Goal> Find every line with the word "乙方违反此协议". Copy those lines.

[Data excerpts]

▶

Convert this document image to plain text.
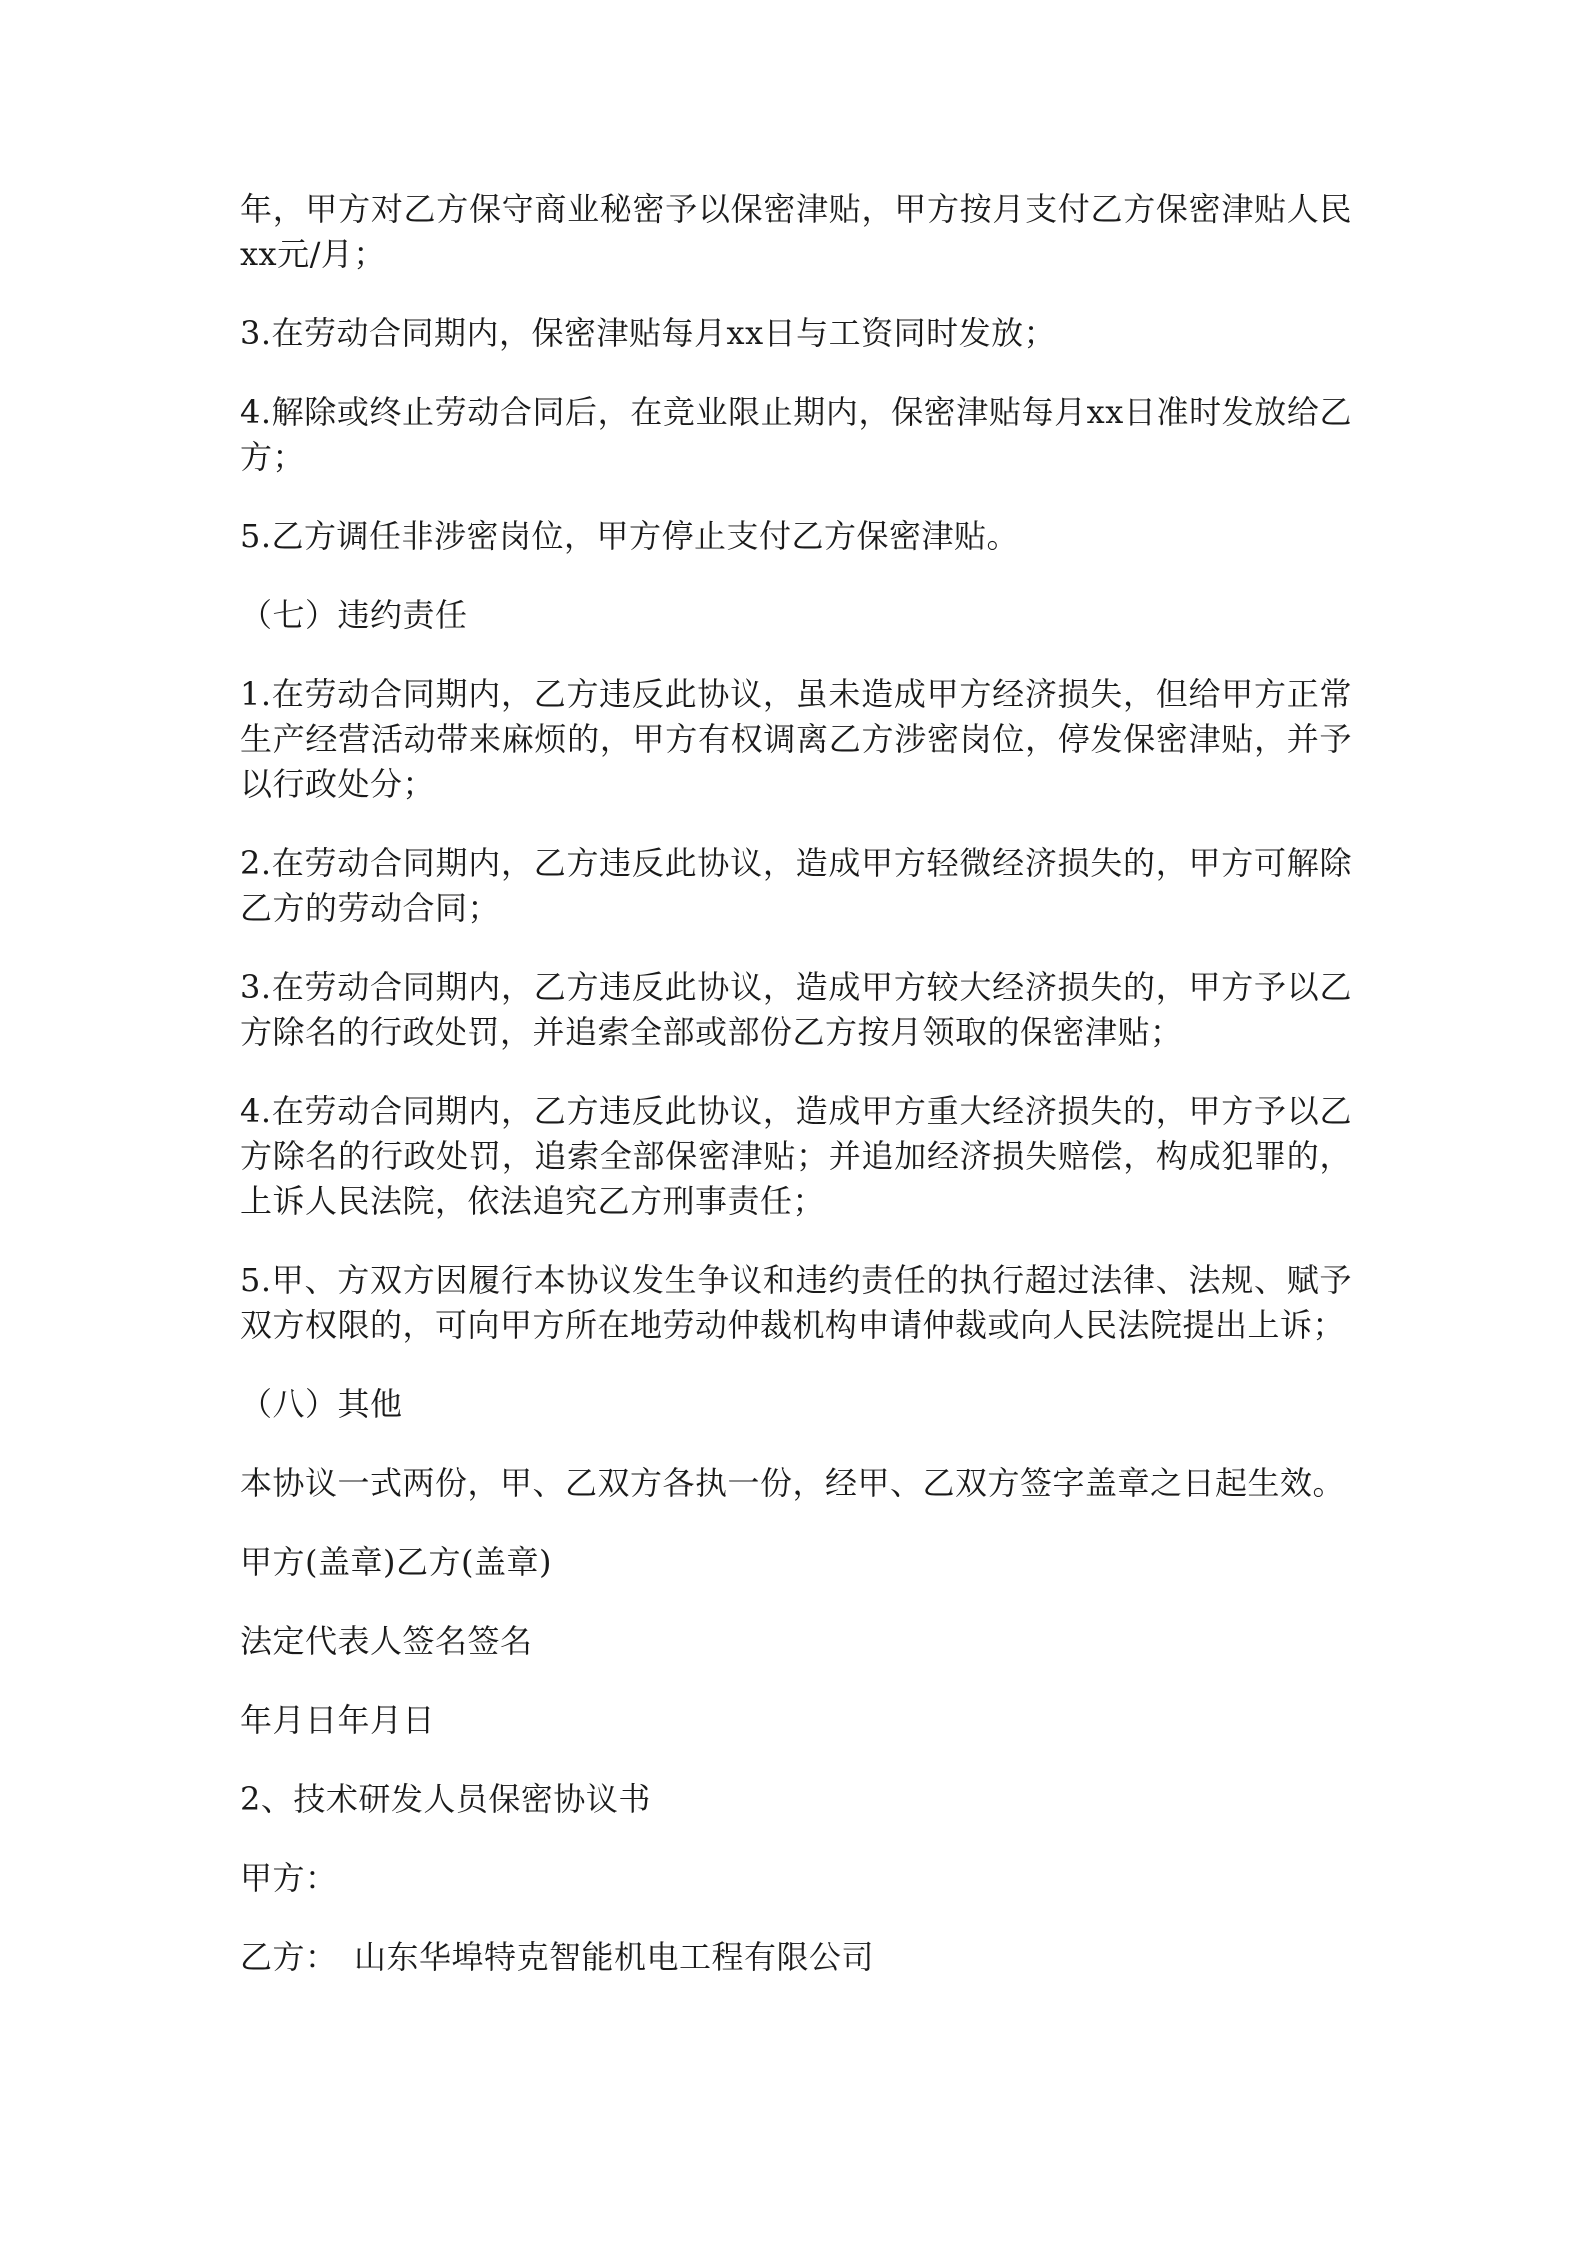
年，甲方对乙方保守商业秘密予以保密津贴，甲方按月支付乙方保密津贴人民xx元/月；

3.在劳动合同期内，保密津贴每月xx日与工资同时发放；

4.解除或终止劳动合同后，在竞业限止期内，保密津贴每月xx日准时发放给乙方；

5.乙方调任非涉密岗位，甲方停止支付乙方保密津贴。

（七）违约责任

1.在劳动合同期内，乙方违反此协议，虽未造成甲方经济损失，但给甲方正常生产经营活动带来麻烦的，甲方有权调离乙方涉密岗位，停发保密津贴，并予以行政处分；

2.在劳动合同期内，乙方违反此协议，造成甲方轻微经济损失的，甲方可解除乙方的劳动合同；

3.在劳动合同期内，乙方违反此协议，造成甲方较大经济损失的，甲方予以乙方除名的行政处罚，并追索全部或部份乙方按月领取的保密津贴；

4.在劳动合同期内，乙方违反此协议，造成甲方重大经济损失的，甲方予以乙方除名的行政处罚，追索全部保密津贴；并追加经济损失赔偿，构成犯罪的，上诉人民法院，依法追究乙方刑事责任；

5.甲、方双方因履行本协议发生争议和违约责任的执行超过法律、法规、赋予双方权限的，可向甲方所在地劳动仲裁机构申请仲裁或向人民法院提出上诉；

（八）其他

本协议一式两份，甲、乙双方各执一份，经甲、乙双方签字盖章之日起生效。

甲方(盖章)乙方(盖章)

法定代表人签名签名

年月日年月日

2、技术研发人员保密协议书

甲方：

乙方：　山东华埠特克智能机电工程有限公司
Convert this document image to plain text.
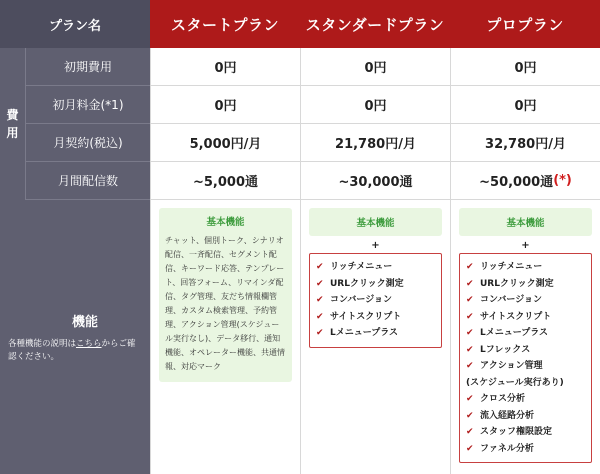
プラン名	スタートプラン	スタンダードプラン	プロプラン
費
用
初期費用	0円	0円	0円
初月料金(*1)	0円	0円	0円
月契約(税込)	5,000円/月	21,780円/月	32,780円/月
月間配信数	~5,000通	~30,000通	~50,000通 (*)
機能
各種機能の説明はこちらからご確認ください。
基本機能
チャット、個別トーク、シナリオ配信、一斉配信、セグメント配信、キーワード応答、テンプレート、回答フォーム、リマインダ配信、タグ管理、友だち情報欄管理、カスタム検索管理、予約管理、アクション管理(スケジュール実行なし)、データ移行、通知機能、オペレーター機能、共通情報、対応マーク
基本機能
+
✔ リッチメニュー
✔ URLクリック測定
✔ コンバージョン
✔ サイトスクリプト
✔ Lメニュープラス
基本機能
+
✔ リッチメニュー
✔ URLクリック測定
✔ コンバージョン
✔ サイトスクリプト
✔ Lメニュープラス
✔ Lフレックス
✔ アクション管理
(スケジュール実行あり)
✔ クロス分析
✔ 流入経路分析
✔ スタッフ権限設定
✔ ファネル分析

◀

Exercise result>
1.在劳动合同期内，乙方违反此协议，虽未造成甲方经济损失，但给甲方正常生产经营活动带来麻烦的，甲方有权调离乙方涉密岗位，停发保密津贴，并予以行政处分；
2.在劳动合同期内，乙方违反此协议，造成甲方轻微经济损失的，甲方可解除乙方的劳动合同；
3.在劳动合同期内，乙方违反此协议，造成甲方较大经济损失的，甲方予以乙方除名的行政处罚，并追索全部或部份乙方按月领取的保密津贴；
4.在劳动合同期内，乙方违反此协议，造成甲方重大经济损失的，甲方予以乙方除名的行政处罚，追索全部保密津贴；并追加经济损失赔偿，构成犯罪的，上诉人民法院，依法追究乙方刑事责任；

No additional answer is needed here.